A run of records
Start
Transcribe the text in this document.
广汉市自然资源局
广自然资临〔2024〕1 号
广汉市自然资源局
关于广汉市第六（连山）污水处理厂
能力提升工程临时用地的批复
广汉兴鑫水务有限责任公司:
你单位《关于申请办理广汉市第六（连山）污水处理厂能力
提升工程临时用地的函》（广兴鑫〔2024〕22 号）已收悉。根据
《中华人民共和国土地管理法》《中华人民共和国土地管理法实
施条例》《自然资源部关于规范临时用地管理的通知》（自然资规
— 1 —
End
Exercise requirements: Take the listing above and set it down exactly.

Task solution:
Transcribe the text in this document.
广汉市自然资源局
广自然资临〔2024〕1 号
广汉市自然资源局
关于广汉市第六（连山）污水处理厂
能力提升工程临时用地的批复
广汉兴鑫水务有限责任公司:
你单位《关于申请办理广汉市第六（连山）污水处理厂能力
提升工程临时用地的函》（广兴鑫〔2024〕22 号）已收悉。根据
《中华人民共和国土地管理法》《中华人民共和国土地管理法实
施条例》《自然资源部关于规范临时用地管理的通知》（自然资规
— 1 —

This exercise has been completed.